Your objective: Every entry below should be transcribed exactly; pictures stay out of the copy.

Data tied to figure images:
---*---

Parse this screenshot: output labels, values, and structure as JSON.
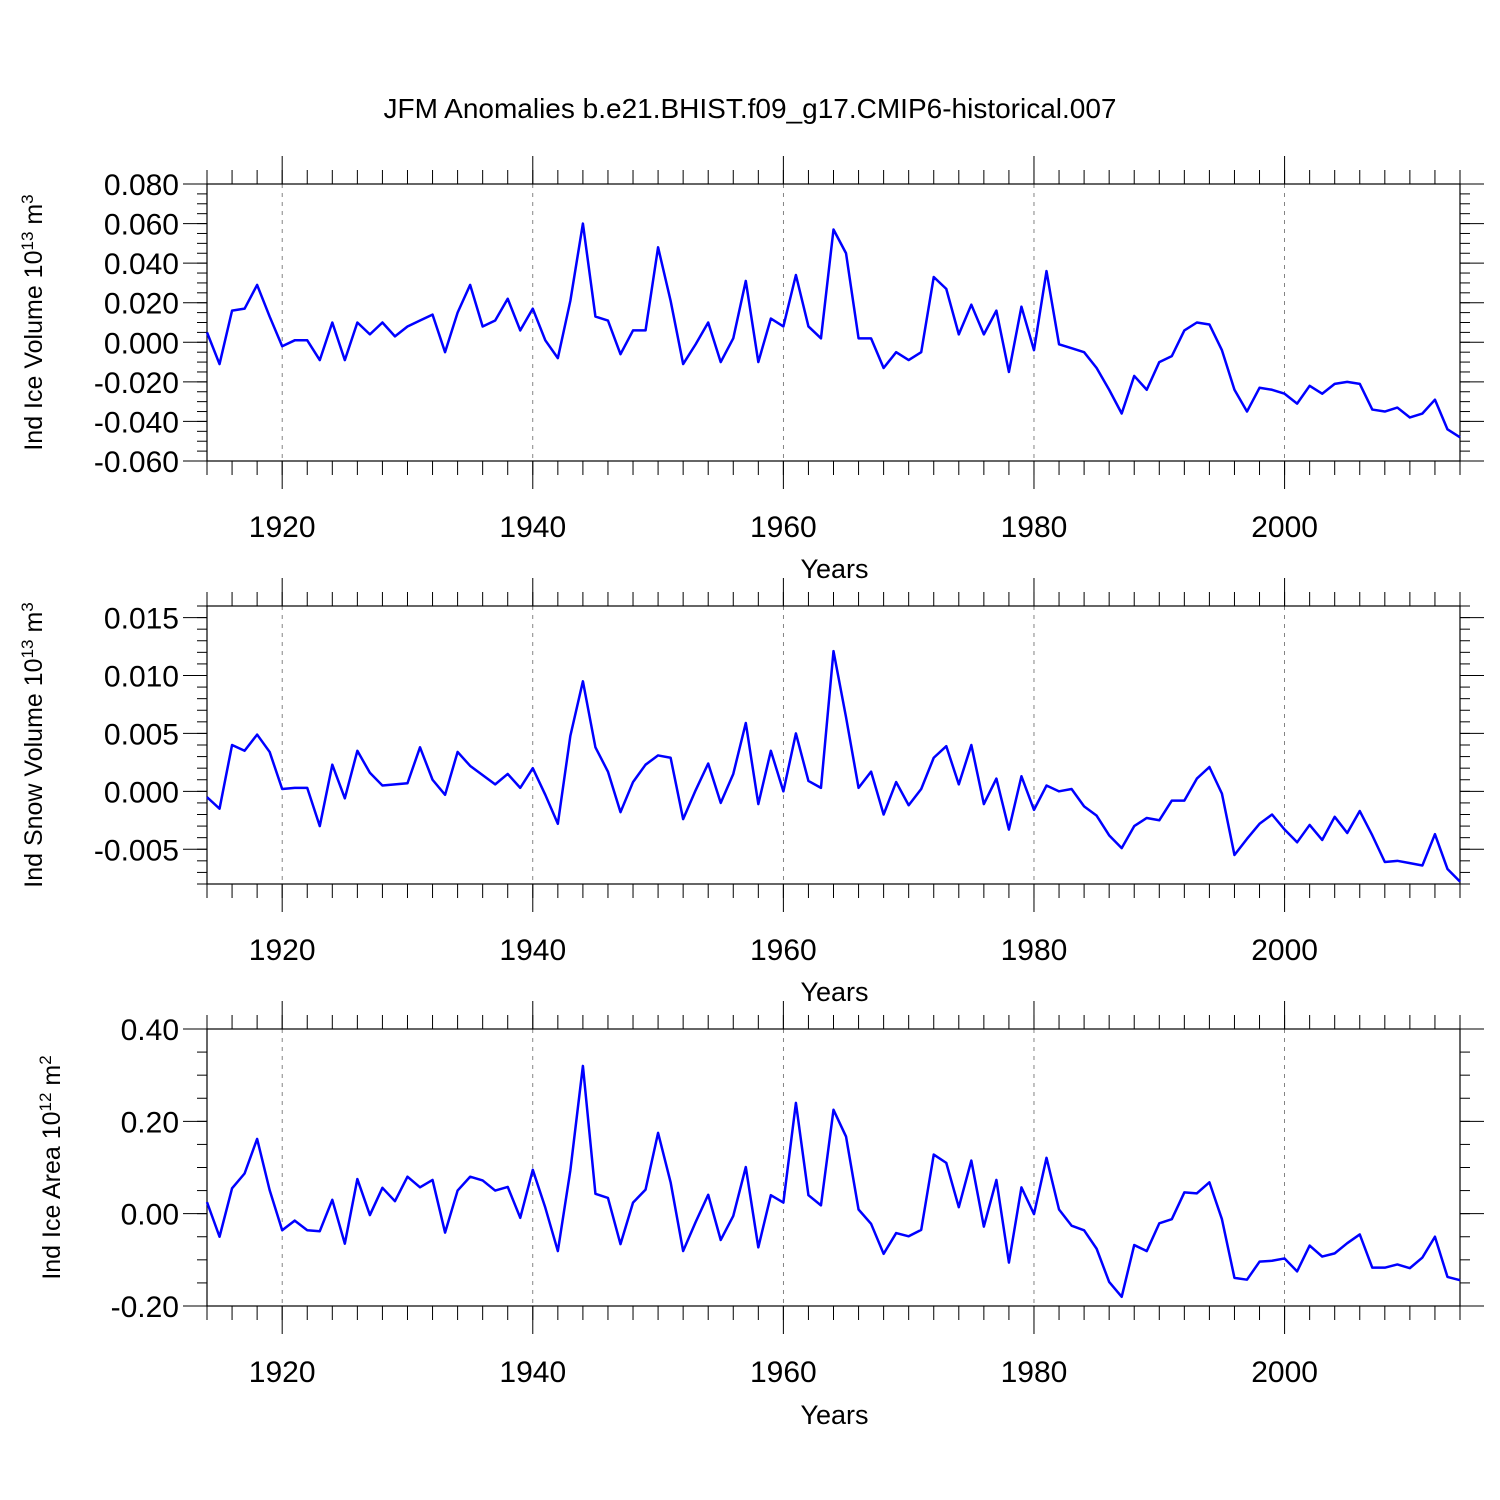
{
  "title": "JFM Anomalies b.e21.BHIST.f09_g17.CMIP6-historical.007",
  "line_color": "#0000ff",
  "chart_data": [
    {
      "type": "line",
      "ylabel": "Ind Ice Volume 10",
      "ylabel_exponent": "13",
      "ylabel_unit": " m",
      "ylabel_unit_exponent": "3",
      "xlabel": "Years",
      "xlim": [
        1914,
        2014
      ],
      "ylim": [
        -0.06,
        0.08
      ],
      "yticks": [
        -0.06,
        -0.04,
        -0.02,
        0.0,
        0.02,
        0.04,
        0.06,
        0.08
      ],
      "ytick_labels": [
        "-0.060",
        "-0.040",
        "-0.020",
        "0.000",
        "0.020",
        "0.040",
        "0.060",
        "0.080"
      ],
      "ymajor_step": 0.02,
      "yminor_step": 0.005,
      "xticks": [
        1920,
        1940,
        1960,
        1980,
        2000
      ],
      "xtick_labels": [
        "1920",
        "1940",
        "1960",
        "1980",
        "2000"
      ],
      "xminor_step": 2,
      "grid_x": true,
      "series": [
        {
          "x_start": 1914,
          "values": [
            0.005,
            -0.011,
            0.016,
            0.017,
            0.029,
            0.013,
            -0.002,
            0.001,
            0.001,
            -0.009,
            0.01,
            -0.009,
            0.01,
            0.004,
            0.01,
            0.003,
            0.008,
            0.011,
            0.014,
            -0.005,
            0.015,
            0.029,
            0.008,
            0.011,
            0.022,
            0.006,
            0.017,
            0.001,
            -0.008,
            0.021,
            0.06,
            0.013,
            0.011,
            -0.006,
            0.006,
            0.006,
            0.048,
            0.021,
            -0.011,
            -0.001,
            0.01,
            -0.01,
            0.002,
            0.031,
            -0.01,
            0.012,
            0.008,
            0.034,
            0.008,
            0.002,
            0.057,
            0.045,
            0.002,
            0.002,
            -0.013,
            -0.005,
            -0.009,
            -0.005,
            0.033,
            0.027,
            0.004,
            0.019,
            0.004,
            0.016,
            -0.015,
            0.018,
            -0.004,
            0.036,
            -0.001,
            -0.003,
            -0.005,
            -0.013,
            -0.024,
            -0.036,
            -0.017,
            -0.024,
            -0.01,
            -0.007,
            0.006,
            0.01,
            0.009,
            -0.004,
            -0.024,
            -0.035,
            -0.023,
            -0.024,
            -0.026,
            -0.031,
            -0.022,
            -0.026,
            -0.021,
            -0.02,
            -0.021,
            -0.034,
            -0.035,
            -0.033,
            -0.038,
            -0.036,
            -0.029,
            -0.044,
            -0.048
          ]
        }
      ]
    },
    {
      "type": "line",
      "ylabel": "Ind Snow Volume 10",
      "ylabel_exponent": "13",
      "ylabel_unit": " m",
      "ylabel_unit_exponent": "3",
      "xlabel": "Years",
      "xlim": [
        1914,
        2014
      ],
      "ylim": [
        -0.008,
        0.016
      ],
      "yticks": [
        -0.005,
        0.0,
        0.005,
        0.01,
        0.015
      ],
      "ytick_labels": [
        "-0.005",
        "0.000",
        "0.005",
        "0.010",
        "0.015"
      ],
      "ymajor_step": 0.005,
      "yminor_step": 0.001,
      "xticks": [
        1920,
        1940,
        1960,
        1980,
        2000
      ],
      "xtick_labels": [
        "1920",
        "1940",
        "1960",
        "1980",
        "2000"
      ],
      "xminor_step": 2,
      "grid_x": true,
      "series": [
        {
          "x_start": 1914,
          "values": [
            -0.0005,
            -0.0015,
            0.004,
            0.0035,
            0.0049,
            0.0034,
            0.0002,
            0.0003,
            0.0003,
            -0.003,
            0.0023,
            -0.0006,
            0.0035,
            0.0016,
            0.0005,
            0.0006,
            0.0007,
            0.0038,
            0.001,
            -0.0003,
            0.0034,
            0.0022,
            0.0014,
            0.0006,
            0.0015,
            0.0003,
            0.002,
            -0.0003,
            -0.0028,
            0.0048,
            0.0095,
            0.0038,
            0.0017,
            -0.0018,
            0.0008,
            0.0023,
            0.0031,
            0.0029,
            -0.0024,
            0.0001,
            0.0024,
            -0.001,
            0.0015,
            0.0059,
            -0.0011,
            0.0035,
            0.0,
            0.005,
            0.0009,
            0.0003,
            0.0121,
            0.0064,
            0.0003,
            0.0017,
            -0.002,
            0.0008,
            -0.0012,
            0.0002,
            0.0029,
            0.0039,
            0.0006,
            0.004,
            -0.0011,
            0.0011,
            -0.0033,
            0.0013,
            -0.0016,
            0.0005,
            0.0,
            0.0002,
            -0.0013,
            -0.0021,
            -0.0038,
            -0.0049,
            -0.003,
            -0.0023,
            -0.0025,
            -0.0008,
            -0.0008,
            0.0011,
            0.0021,
            -0.0002,
            -0.0055,
            -0.0041,
            -0.0028,
            -0.002,
            -0.0033,
            -0.0044,
            -0.0029,
            -0.0042,
            -0.0022,
            -0.0036,
            -0.0017,
            -0.0038,
            -0.0061,
            -0.006,
            -0.0062,
            -0.0064,
            -0.0037,
            -0.0067,
            -0.0078
          ]
        }
      ]
    },
    {
      "type": "line",
      "ylabel": "Ind Ice Area 10",
      "ylabel_exponent": "12",
      "ylabel_unit": " m",
      "ylabel_unit_exponent": "2",
      "xlabel": "Years",
      "xlim": [
        1914,
        2014
      ],
      "ylim": [
        -0.2,
        0.4
      ],
      "yticks": [
        -0.2,
        0.0,
        0.2,
        0.4
      ],
      "ytick_labels": [
        "-0.20",
        "0.00",
        "0.20",
        "0.40"
      ],
      "ymajor_step": 0.2,
      "yminor_step": 0.05,
      "xticks": [
        1920,
        1940,
        1960,
        1980,
        2000
      ],
      "xtick_labels": [
        "1920",
        "1940",
        "1960",
        "1980",
        "2000"
      ],
      "xminor_step": 2,
      "grid_x": true,
      "series": [
        {
          "x_start": 1914,
          "values": [
            0.025,
            -0.05,
            0.055,
            0.087,
            0.162,
            0.051,
            -0.036,
            -0.015,
            -0.036,
            -0.038,
            0.03,
            -0.065,
            0.075,
            -0.003,
            0.056,
            0.027,
            0.08,
            0.057,
            0.073,
            -0.041,
            0.05,
            0.08,
            0.072,
            0.05,
            0.058,
            -0.009,
            0.095,
            0.013,
            -0.081,
            0.094,
            0.32,
            0.043,
            0.034,
            -0.066,
            0.024,
            0.052,
            0.175,
            0.068,
            -0.081,
            -0.018,
            0.041,
            -0.057,
            -0.005,
            0.101,
            -0.073,
            0.04,
            0.024,
            0.24,
            0.04,
            0.018,
            0.225,
            0.167,
            0.009,
            -0.022,
            -0.087,
            -0.042,
            -0.049,
            -0.035,
            0.128,
            0.11,
            0.014,
            0.115,
            -0.028,
            0.073,
            -0.106,
            0.057,
            -0.001,
            0.121,
            0.009,
            -0.026,
            -0.036,
            -0.076,
            -0.148,
            -0.18,
            -0.068,
            -0.081,
            -0.021,
            -0.012,
            0.046,
            0.044,
            0.068,
            -0.012,
            -0.139,
            -0.143,
            -0.104,
            -0.102,
            -0.097,
            -0.125,
            -0.069,
            -0.093,
            -0.086,
            -0.064,
            -0.045,
            -0.117,
            -0.117,
            -0.11,
            -0.118,
            -0.095,
            -0.05,
            -0.137,
            -0.144
          ]
        }
      ]
    }
  ]
}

---*---

Solution to the exercise:
Parse this screenshot: output labels, values, and structure as JSON.
{
  "title": "JFM Anomalies b.e21.BHIST.f09_g17.CMIP6-historical.007",
  "line_color": "#0000ff",
  "chart_data": [
    {
      "type": "line",
      "ylabel": "Ind Ice Volume 10",
      "ylabel_exponent": "13",
      "ylabel_unit": " m",
      "ylabel_unit_exponent": "3",
      "xlabel": "Years",
      "xlim": [
        1914,
        2014
      ],
      "ylim": [
        -0.06,
        0.08
      ],
      "yticks": [
        -0.06,
        -0.04,
        -0.02,
        0.0,
        0.02,
        0.04,
        0.06,
        0.08
      ],
      "ytick_labels": [
        "-0.060",
        "-0.040",
        "-0.020",
        "0.000",
        "0.020",
        "0.040",
        "0.060",
        "0.080"
      ],
      "ymajor_step": 0.02,
      "yminor_step": 0.005,
      "xticks": [
        1920,
        1940,
        1960,
        1980,
        2000
      ],
      "xtick_labels": [
        "1920",
        "1940",
        "1960",
        "1980",
        "2000"
      ],
      "xminor_step": 2,
      "grid_x": true,
      "series": [
        {
          "x_start": 1914,
          "values": [
            0.005,
            -0.011,
            0.016,
            0.017,
            0.029,
            0.013,
            -0.002,
            0.001,
            0.001,
            -0.009,
            0.01,
            -0.009,
            0.01,
            0.004,
            0.01,
            0.003,
            0.008,
            0.011,
            0.014,
            -0.005,
            0.015,
            0.029,
            0.008,
            0.011,
            0.022,
            0.006,
            0.017,
            0.001,
            -0.008,
            0.021,
            0.06,
            0.013,
            0.011,
            -0.006,
            0.006,
            0.006,
            0.048,
            0.021,
            -0.011,
            -0.001,
            0.01,
            -0.01,
            0.002,
            0.031,
            -0.01,
            0.012,
            0.008,
            0.034,
            0.008,
            0.002,
            0.057,
            0.045,
            0.002,
            0.002,
            -0.013,
            -0.005,
            -0.009,
            -0.005,
            0.033,
            0.027,
            0.004,
            0.019,
            0.004,
            0.016,
            -0.015,
            0.018,
            -0.004,
            0.036,
            -0.001,
            -0.003,
            -0.005,
            -0.013,
            -0.024,
            -0.036,
            -0.017,
            -0.024,
            -0.01,
            -0.007,
            0.006,
            0.01,
            0.009,
            -0.004,
            -0.024,
            -0.035,
            -0.023,
            -0.024,
            -0.026,
            -0.031,
            -0.022,
            -0.026,
            -0.021,
            -0.02,
            -0.021,
            -0.034,
            -0.035,
            -0.033,
            -0.038,
            -0.036,
            -0.029,
            -0.044,
            -0.048
          ]
        }
      ]
    },
    {
      "type": "line",
      "ylabel": "Ind Snow Volume 10",
      "ylabel_exponent": "13",
      "ylabel_unit": " m",
      "ylabel_unit_exponent": "3",
      "xlabel": "Years",
      "xlim": [
        1914,
        2014
      ],
      "ylim": [
        -0.008,
        0.016
      ],
      "yticks": [
        -0.005,
        0.0,
        0.005,
        0.01,
        0.015
      ],
      "ytick_labels": [
        "-0.005",
        "0.000",
        "0.005",
        "0.010",
        "0.015"
      ],
      "ymajor_step": 0.005,
      "yminor_step": 0.001,
      "xticks": [
        1920,
        1940,
        1960,
        1980,
        2000
      ],
      "xtick_labels": [
        "1920",
        "1940",
        "1960",
        "1980",
        "2000"
      ],
      "xminor_step": 2,
      "grid_x": true,
      "series": [
        {
          "x_start": 1914,
          "values": [
            -0.0005,
            -0.0015,
            0.004,
            0.0035,
            0.0049,
            0.0034,
            0.0002,
            0.0003,
            0.0003,
            -0.003,
            0.0023,
            -0.0006,
            0.0035,
            0.0016,
            0.0005,
            0.0006,
            0.0007,
            0.0038,
            0.001,
            -0.0003,
            0.0034,
            0.0022,
            0.0014,
            0.0006,
            0.0015,
            0.0003,
            0.002,
            -0.0003,
            -0.0028,
            0.0048,
            0.0095,
            0.0038,
            0.0017,
            -0.0018,
            0.0008,
            0.0023,
            0.0031,
            0.0029,
            -0.0024,
            0.0001,
            0.0024,
            -0.001,
            0.0015,
            0.0059,
            -0.0011,
            0.0035,
            0.0,
            0.005,
            0.0009,
            0.0003,
            0.0121,
            0.0064,
            0.0003,
            0.0017,
            -0.002,
            0.0008,
            -0.0012,
            0.0002,
            0.0029,
            0.0039,
            0.0006,
            0.004,
            -0.0011,
            0.0011,
            -0.0033,
            0.0013,
            -0.0016,
            0.0005,
            0.0,
            0.0002,
            -0.0013,
            -0.0021,
            -0.0038,
            -0.0049,
            -0.003,
            -0.0023,
            -0.0025,
            -0.0008,
            -0.0008,
            0.0011,
            0.0021,
            -0.0002,
            -0.0055,
            -0.0041,
            -0.0028,
            -0.002,
            -0.0033,
            -0.0044,
            -0.0029,
            -0.0042,
            -0.0022,
            -0.0036,
            -0.0017,
            -0.0038,
            -0.0061,
            -0.006,
            -0.0062,
            -0.0064,
            -0.0037,
            -0.0067,
            -0.0078
          ]
        }
      ]
    },
    {
      "type": "line",
      "ylabel": "Ind Ice Area 10",
      "ylabel_exponent": "12",
      "ylabel_unit": " m",
      "ylabel_unit_exponent": "2",
      "xlabel": "Years",
      "xlim": [
        1914,
        2014
      ],
      "ylim": [
        -0.2,
        0.4
      ],
      "yticks": [
        -0.2,
        0.0,
        0.2,
        0.4
      ],
      "ytick_labels": [
        "-0.20",
        "0.00",
        "0.20",
        "0.40"
      ],
      "ymajor_step": 0.2,
      "yminor_step": 0.05,
      "xticks": [
        1920,
        1940,
        1960,
        1980,
        2000
      ],
      "xtick_labels": [
        "1920",
        "1940",
        "1960",
        "1980",
        "2000"
      ],
      "xminor_step": 2,
      "grid_x": true,
      "series": [
        {
          "x_start": 1914,
          "values": [
            0.025,
            -0.05,
            0.055,
            0.087,
            0.162,
            0.051,
            -0.036,
            -0.015,
            -0.036,
            -0.038,
            0.03,
            -0.065,
            0.075,
            -0.003,
            0.056,
            0.027,
            0.08,
            0.057,
            0.073,
            -0.041,
            0.05,
            0.08,
            0.072,
            0.05,
            0.058,
            -0.009,
            0.095,
            0.013,
            -0.081,
            0.094,
            0.32,
            0.043,
            0.034,
            -0.066,
            0.024,
            0.052,
            0.175,
            0.068,
            -0.081,
            -0.018,
            0.041,
            -0.057,
            -0.005,
            0.101,
            -0.073,
            0.04,
            0.024,
            0.24,
            0.04,
            0.018,
            0.225,
            0.167,
            0.009,
            -0.022,
            -0.087,
            -0.042,
            -0.049,
            -0.035,
            0.128,
            0.11,
            0.014,
            0.115,
            -0.028,
            0.073,
            -0.106,
            0.057,
            -0.001,
            0.121,
            0.009,
            -0.026,
            -0.036,
            -0.076,
            -0.148,
            -0.18,
            -0.068,
            -0.081,
            -0.021,
            -0.012,
            0.046,
            0.044,
            0.068,
            -0.012,
            -0.139,
            -0.143,
            -0.104,
            -0.102,
            -0.097,
            -0.125,
            -0.069,
            -0.093,
            -0.086,
            -0.064,
            -0.045,
            -0.117,
            -0.117,
            -0.11,
            -0.118,
            -0.095,
            -0.05,
            -0.137,
            -0.144
          ]
        }
      ]
    }
  ]
}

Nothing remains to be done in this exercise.